[Stored data]
-=-=-
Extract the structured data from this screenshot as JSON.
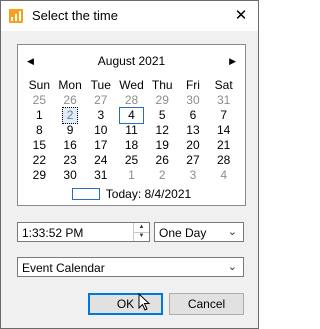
{
  "window": {
    "title": "Select the time",
    "close_glyph": "✕",
    "app_icon": "chart-bars-icon"
  },
  "calendar": {
    "month_label": "August 2021",
    "prev_glyph": "◀",
    "next_glyph": "▶",
    "weekdays": [
      "Sun",
      "Mon",
      "Tue",
      "Wed",
      "Thu",
      "Fri",
      "Sat"
    ],
    "weeks": [
      [
        {
          "d": "25",
          "muted": true
        },
        {
          "d": "26",
          "muted": true
        },
        {
          "d": "27",
          "muted": true
        },
        {
          "d": "28",
          "muted": true
        },
        {
          "d": "29",
          "muted": true
        },
        {
          "d": "30",
          "muted": true
        },
        {
          "d": "31",
          "muted": true
        }
      ],
      [
        {
          "d": "1"
        },
        {
          "d": "2",
          "selected": true
        },
        {
          "d": "3"
        },
        {
          "d": "4",
          "today": true
        },
        {
          "d": "5"
        },
        {
          "d": "6"
        },
        {
          "d": "7"
        }
      ],
      [
        {
          "d": "8"
        },
        {
          "d": "9"
        },
        {
          "d": "10"
        },
        {
          "d": "11"
        },
        {
          "d": "12"
        },
        {
          "d": "13"
        },
        {
          "d": "14"
        }
      ],
      [
        {
          "d": "15"
        },
        {
          "d": "16"
        },
        {
          "d": "17"
        },
        {
          "d": "18"
        },
        {
          "d": "19"
        },
        {
          "d": "20"
        },
        {
          "d": "21"
        }
      ],
      [
        {
          "d": "22"
        },
        {
          "d": "23"
        },
        {
          "d": "24"
        },
        {
          "d": "25"
        },
        {
          "d": "26"
        },
        {
          "d": "27"
        },
        {
          "d": "28"
        }
      ],
      [
        {
          "d": "29"
        },
        {
          "d": "30"
        },
        {
          "d": "31"
        },
        {
          "d": "1",
          "muted": true
        },
        {
          "d": "2",
          "muted": true
        },
        {
          "d": "3",
          "muted": true
        },
        {
          "d": "4",
          "muted": true
        }
      ]
    ],
    "today_label": "Today: 8/4/2021"
  },
  "time": {
    "value": "1:33:52 PM",
    "spin_up_glyph": "▲",
    "spin_down_glyph": "▼"
  },
  "period": {
    "value": "One Day",
    "chevron_glyph": "⌄"
  },
  "calendar_source": {
    "value": "Event Calendar",
    "chevron_glyph": "⌄"
  },
  "buttons": {
    "ok": "OK",
    "cancel": "Cancel"
  },
  "colors": {
    "accent": "#0078d7",
    "today_border": "#2a6ebb",
    "app_icon": "#f6a21a"
  }
}
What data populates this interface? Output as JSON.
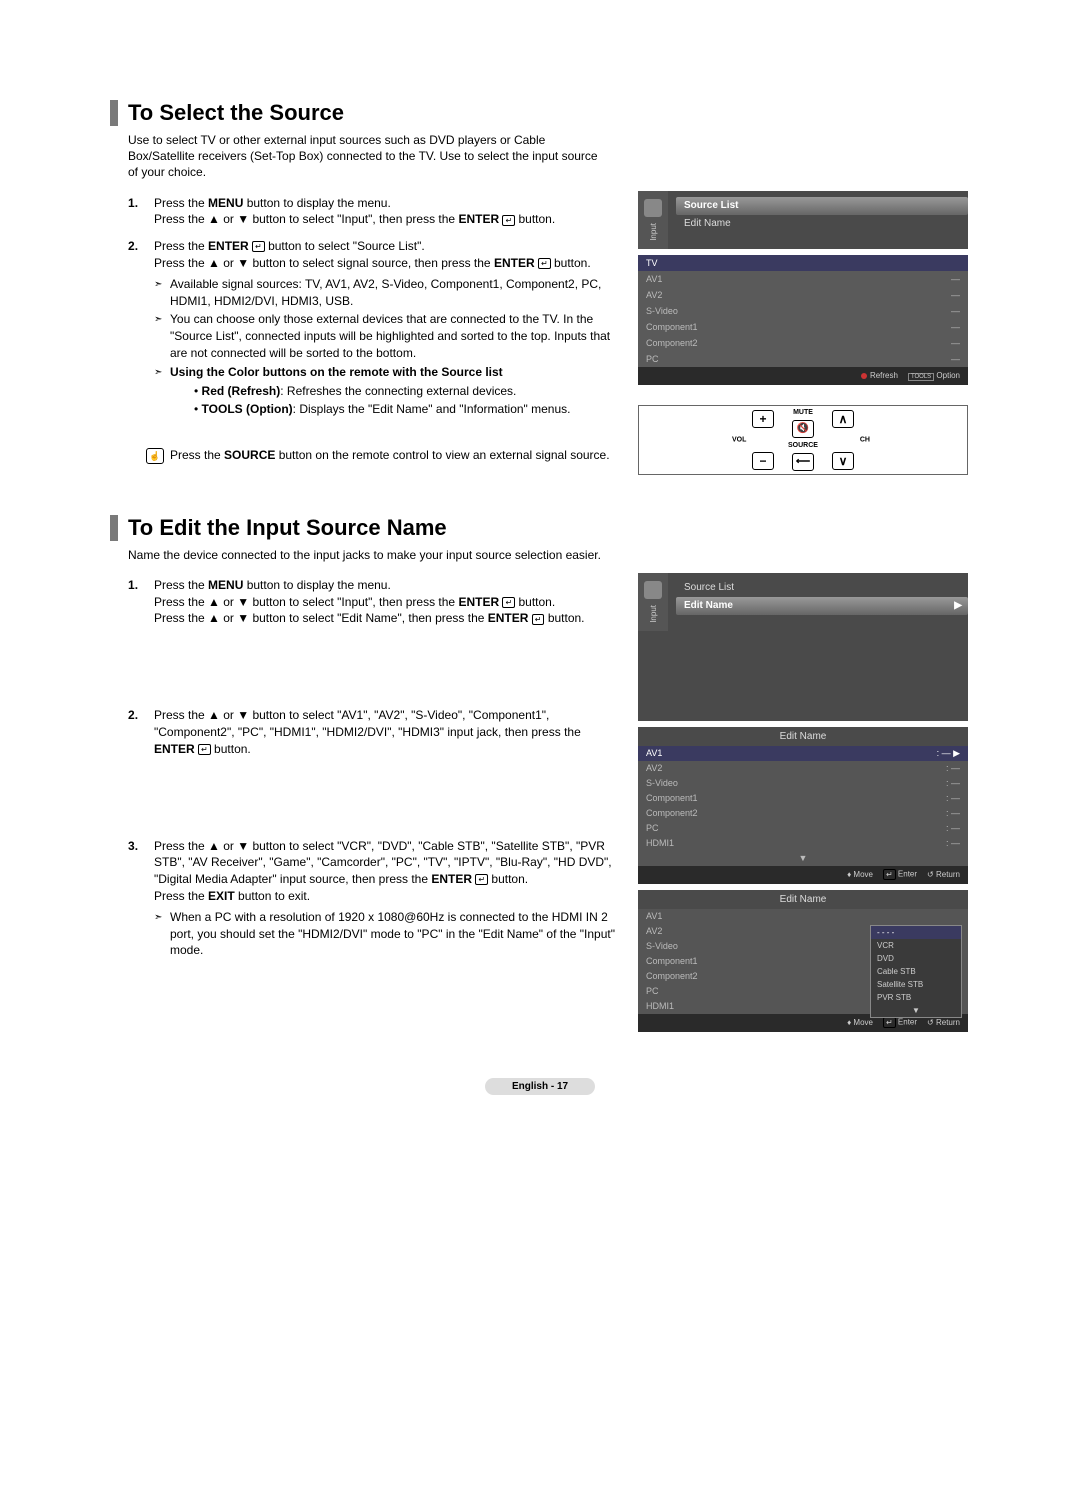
{
  "section1": {
    "title": "To Select the Source",
    "intro": "Use to select TV or other external input sources such as DVD players or Cable Box/Satellite receivers (Set-Top Box) connected to the TV. Use to select the input source of your choice.",
    "step1a": "Press the ",
    "step1b": "MENU",
    "step1c": " button to display the menu.",
    "step1d": "Press the ▲ or ▼ button to select \"Input\", then press the ",
    "step1e": "ENTER",
    "step1f": " button.",
    "step2a": "Press the ",
    "step2b": "ENTER",
    "step2c": " button to select \"Source List\".",
    "step2d": "Press the ▲ or ▼ button to select signal source, then press the ",
    "step2e": "ENTER",
    "step2f": " button.",
    "note1": "Available signal sources: TV, AV1, AV2, S-Video, Component1, Component2, PC, HDMI1, HDMI2/DVI, HDMI3, USB.",
    "note2": "You can choose only those external devices that are connected to the TV. In the \"Source List\", connected inputs will be highlighted and sorted to the top. Inputs that are not connected will be sorted to the bottom.",
    "note3bold": "Using the Color buttons on the remote with the Source list",
    "bullet1a": "Red (Refresh)",
    "bullet1b": ": Refreshes the connecting external devices.",
    "bullet2a": "TOOLS (Option)",
    "bullet2b": ": Displays the \"Edit Name\" and \"Information\" menus.",
    "tip": "Press the ",
    "tipbold": "SOURCE",
    "tip2": " button on the remote control to view an external signal source."
  },
  "screen1": {
    "input_label": "Input",
    "source_list": "Source List",
    "edit_name": "Edit Name",
    "rows": [
      "TV",
      "AV1",
      "AV2",
      "S-Video",
      "Component1",
      "Component2",
      "PC"
    ],
    "dash": "—",
    "refresh": "Refresh",
    "tools": "TOOLS",
    "option": "Option"
  },
  "remote": {
    "mute": "MUTE",
    "vol": "VOL",
    "source": "SOURCE",
    "ch": "CH"
  },
  "section2": {
    "title": "To Edit the Input Source Name",
    "intro": "Name the device connected to the input jacks to make your input source selection easier.",
    "step1a": "Press the ",
    "step1b": "MENU",
    "step1c": " button to display the menu.",
    "step1d": "Press the ▲ or ▼ button to select \"Input\", then press the ",
    "step1e": "ENTER",
    "step1f": " button.",
    "step1g": "Press the ▲ or ▼ button to select \"Edit Name\", then press the ",
    "step1h": "ENTER",
    "step1i": " button.",
    "step2a": "Press the ▲ or ▼ button to select \"AV1\", \"AV2\", \"S-Video\", \"Component1\", \"Component2\", \"PC\", \"HDMI1\", \"HDMI2/DVI\", \"HDMI3\" input jack, then press the ",
    "step2b": "ENTER",
    "step2c": " button.",
    "step3a": "Press the ▲ or ▼ button to select \"VCR\", \"DVD\", \"Cable STB\", \"Satellite STB\", \"PVR STB\", \"AV Receiver\", \"Game\", \"Camcorder\", \"PC\", \"TV\", \"IPTV\", \"Blu-Ray\", \"HD DVD\", \"Digital Media Adapter\" input source, then press the ",
    "step3b": "ENTER",
    "step3c": " button.",
    "step3d": "Press the ",
    "step3e": "EXIT",
    "step3f": " button to exit.",
    "note1": "When a PC with a resolution of 1920 x 1080@60Hz is connected to the HDMI IN 2 port, you should set the \"HDMI2/DVI\" mode to \"PC\" in the \"Edit Name\" of the \"Input\" mode."
  },
  "screen2": {
    "input_label": "Input",
    "source_list": "Source List",
    "edit_name": "Edit Name",
    "edit_name_title": "Edit Name",
    "rows": [
      "AV1",
      "AV2",
      "S-Video",
      "Component1",
      "Component2",
      "PC",
      "HDMI1"
    ],
    "dash": "—",
    "move": "Move",
    "enter": "Enter",
    "return": "Return",
    "popup": [
      "- - - -",
      "VCR",
      "DVD",
      "Cable STB",
      "Satellite STB",
      "PVR STB"
    ],
    "arrow_down": "▼",
    "arrow_up": "▲"
  },
  "footer": "English - 17"
}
-=-=-
TASK TO COMPLETE: Please set down each line of the data above exactly as written, without the pictures.

REPLY TO THE EXERCISE:
Extract the structured data from this screenshot as JSON.
{
  "window": {
    "title": "Select the time",
    "close_glyph": "✕",
    "app_icon": "chart-bars-icon"
  },
  "calendar": {
    "month_label": "August 2021",
    "prev_glyph": "◀",
    "next_glyph": "▶",
    "weekdays": [
      "Sun",
      "Mon",
      "Tue",
      "Wed",
      "Thu",
      "Fri",
      "Sat"
    ],
    "weeks": [
      [
        {
          "d": "25",
          "muted": true
        },
        {
          "d": "26",
          "muted": true
        },
        {
          "d": "27",
          "muted": true
        },
        {
          "d": "28",
          "muted": true
        },
        {
          "d": "29",
          "muted": true
        },
        {
          "d": "30",
          "muted": true
        },
        {
          "d": "31",
          "muted": true
        }
      ],
      [
        {
          "d": "1"
        },
        {
          "d": "2",
          "selected": true
        },
        {
          "d": "3"
        },
        {
          "d": "4",
          "today": true
        },
        {
          "d": "5"
        },
        {
          "d": "6"
        },
        {
          "d": "7"
        }
      ],
      [
        {
          "d": "8"
        },
        {
          "d": "9"
        },
        {
          "d": "10"
        },
        {
          "d": "11"
        },
        {
          "d": "12"
        },
        {
          "d": "13"
        },
        {
          "d": "14"
        }
      ],
      [
        {
          "d": "15"
        },
        {
          "d": "16"
        },
        {
          "d": "17"
        },
        {
          "d": "18"
        },
        {
          "d": "19"
        },
        {
          "d": "20"
        },
        {
          "d": "21"
        }
      ],
      [
        {
          "d": "22"
        },
        {
          "d": "23"
        },
        {
          "d": "24"
        },
        {
          "d": "25"
        },
        {
          "d": "26"
        },
        {
          "d": "27"
        },
        {
          "d": "28"
        }
      ],
      [
        {
          "d": "29"
        },
        {
          "d": "30"
        },
        {
          "d": "31"
        },
        {
          "d": "1",
          "muted": true
        },
        {
          "d": "2",
          "muted": true
        },
        {
          "d": "3",
          "muted": true
        },
        {
          "d": "4",
          "muted": true
        }
      ]
    ],
    "today_label": "Today: 8/4/2021"
  },
  "time": {
    "value": "1:33:52 PM",
    "spin_up_glyph": "▲",
    "spin_down_glyph": "▼"
  },
  "period": {
    "value": "One Day",
    "chevron_glyph": "⌄"
  },
  "calendar_source": {
    "value": "Event Calendar",
    "chevron_glyph": "⌄"
  },
  "buttons": {
    "ok": "OK",
    "cancel": "Cancel"
  },
  "colors": {
    "accent": "#0078d7",
    "today_border": "#2a6ebb",
    "app_icon": "#f6a21a"
  }
}
What data populates this interface? Output as JSON.
{
  "section1": {
    "title": "To Select the Source",
    "intro": "Use to select TV or other external input sources such as DVD players or Cable Box/Satellite receivers (Set-Top Box) connected to the TV. Use to select the input source of your choice.",
    "step1a": "Press the ",
    "step1b": "MENU",
    "step1c": " button to display the menu.",
    "step1d": "Press the ▲ or ▼ button to select \"Input\", then press the ",
    "step1e": "ENTER",
    "step1f": " button.",
    "step2a": "Press the ",
    "step2b": "ENTER",
    "step2c": " button to select \"Source List\".",
    "step2d": "Press the ▲ or ▼ button to select signal source, then press the ",
    "step2e": "ENTER",
    "step2f": " button.",
    "note1": "Available signal sources: TV, AV1, AV2, S-Video, Component1, Component2, PC, HDMI1, HDMI2/DVI, HDMI3, USB.",
    "note2": "You can choose only those external devices that are connected to the TV. In the \"Source List\", connected inputs will be highlighted and sorted to the top. Inputs that are not connected will be sorted to the bottom.",
    "note3bold": "Using the Color buttons on the remote with the Source list",
    "bullet1a": "Red (Refresh)",
    "bullet1b": ": Refreshes the connecting external devices.",
    "bullet2a": "TOOLS (Option)",
    "bullet2b": ": Displays the \"Edit Name\" and \"Information\" menus.",
    "tip": "Press the ",
    "tipbold": "SOURCE",
    "tip2": " button on the remote control to view an external signal source."
  },
  "screen1": {
    "input_label": "Input",
    "source_list": "Source List",
    "edit_name": "Edit Name",
    "rows": [
      "TV",
      "AV1",
      "AV2",
      "S-Video",
      "Component1",
      "Component2",
      "PC"
    ],
    "dash": "—",
    "refresh": "Refresh",
    "tools": "TOOLS",
    "option": "Option"
  },
  "remote": {
    "mute": "MUTE",
    "vol": "VOL",
    "source": "SOURCE",
    "ch": "CH"
  },
  "section2": {
    "title": "To Edit the Input Source Name",
    "intro": "Name the device connected to the input jacks to make your input source selection easier.",
    "step1a": "Press the ",
    "step1b": "MENU",
    "step1c": " button to display the menu.",
    "step1d": "Press the ▲ or ▼ button to select \"Input\", then press the ",
    "step1e": "ENTER",
    "step1f": " button.",
    "step1g": "Press the ▲ or ▼ button to select \"Edit Name\", then press the ",
    "step1h": "ENTER",
    "step1i": " button.",
    "step2a": "Press the ▲ or ▼ button to select \"AV1\", \"AV2\", \"S-Video\", \"Component1\", \"Component2\", \"PC\", \"HDMI1\", \"HDMI2/DVI\", \"HDMI3\" input jack, then press the ",
    "step2b": "ENTER",
    "step2c": " button.",
    "step3a": "Press the ▲ or ▼ button to select \"VCR\", \"DVD\", \"Cable STB\", \"Satellite STB\", \"PVR STB\", \"AV Receiver\", \"Game\", \"Camcorder\", \"PC\", \"TV\", \"IPTV\", \"Blu-Ray\", \"HD DVD\", \"Digital Media Adapter\" input source, then press the ",
    "step3b": "ENTER",
    "step3c": " button.",
    "step3d": "Press the ",
    "step3e": "EXIT",
    "step3f": " button to exit.",
    "note1": "When a PC with a resolution of 1920 x 1080@60Hz is connected to the HDMI IN 2 port, you should set the \"HDMI2/DVI\" mode to \"PC\" in the \"Edit Name\" of the \"Input\" mode."
  },
  "screen2": {
    "input_label": "Input",
    "source_list": "Source List",
    "edit_name": "Edit Name",
    "edit_name_title": "Edit Name",
    "rows": [
      "AV1",
      "AV2",
      "S-Video",
      "Component1",
      "Component2",
      "PC",
      "HDMI1"
    ],
    "dash": "—",
    "move": "Move",
    "enter": "Enter",
    "return": "Return",
    "popup": [
      "- - - -",
      "VCR",
      "DVD",
      "Cable STB",
      "Satellite STB",
      "PVR STB"
    ],
    "arrow_down": "▼",
    "arrow_up": "▲"
  },
  "footer": "English - 17"
}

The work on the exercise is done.